## Saved entries
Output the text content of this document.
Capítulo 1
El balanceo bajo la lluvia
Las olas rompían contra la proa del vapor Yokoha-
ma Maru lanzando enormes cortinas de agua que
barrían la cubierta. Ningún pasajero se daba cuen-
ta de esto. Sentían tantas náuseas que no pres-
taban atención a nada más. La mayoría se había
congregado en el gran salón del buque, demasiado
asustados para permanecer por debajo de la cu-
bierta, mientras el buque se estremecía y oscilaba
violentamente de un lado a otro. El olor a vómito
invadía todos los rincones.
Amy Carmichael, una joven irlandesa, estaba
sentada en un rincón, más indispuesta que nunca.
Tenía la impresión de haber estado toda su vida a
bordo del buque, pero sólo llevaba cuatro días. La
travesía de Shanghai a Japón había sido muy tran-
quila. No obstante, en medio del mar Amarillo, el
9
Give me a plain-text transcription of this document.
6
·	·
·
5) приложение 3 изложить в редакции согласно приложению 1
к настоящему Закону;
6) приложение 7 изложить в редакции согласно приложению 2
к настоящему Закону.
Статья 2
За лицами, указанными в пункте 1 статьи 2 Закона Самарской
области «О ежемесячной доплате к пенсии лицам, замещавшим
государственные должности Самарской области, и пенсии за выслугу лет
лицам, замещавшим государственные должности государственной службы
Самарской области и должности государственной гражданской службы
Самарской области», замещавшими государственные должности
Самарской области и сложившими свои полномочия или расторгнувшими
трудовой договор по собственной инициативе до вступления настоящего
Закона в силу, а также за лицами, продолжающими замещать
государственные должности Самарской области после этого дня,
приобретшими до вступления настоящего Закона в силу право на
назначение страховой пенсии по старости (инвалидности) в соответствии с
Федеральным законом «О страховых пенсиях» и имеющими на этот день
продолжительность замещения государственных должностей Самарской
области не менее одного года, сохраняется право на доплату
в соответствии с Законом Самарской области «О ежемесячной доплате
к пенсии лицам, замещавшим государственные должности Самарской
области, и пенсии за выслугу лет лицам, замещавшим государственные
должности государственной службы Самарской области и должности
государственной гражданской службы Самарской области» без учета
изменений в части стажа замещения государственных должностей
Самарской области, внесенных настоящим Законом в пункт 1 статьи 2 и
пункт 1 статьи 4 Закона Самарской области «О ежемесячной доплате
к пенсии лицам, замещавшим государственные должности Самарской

## Your task
State the number of lines in this listing that contain the string "ежемесячной", and add nothing else.

## Answer to this exercise
3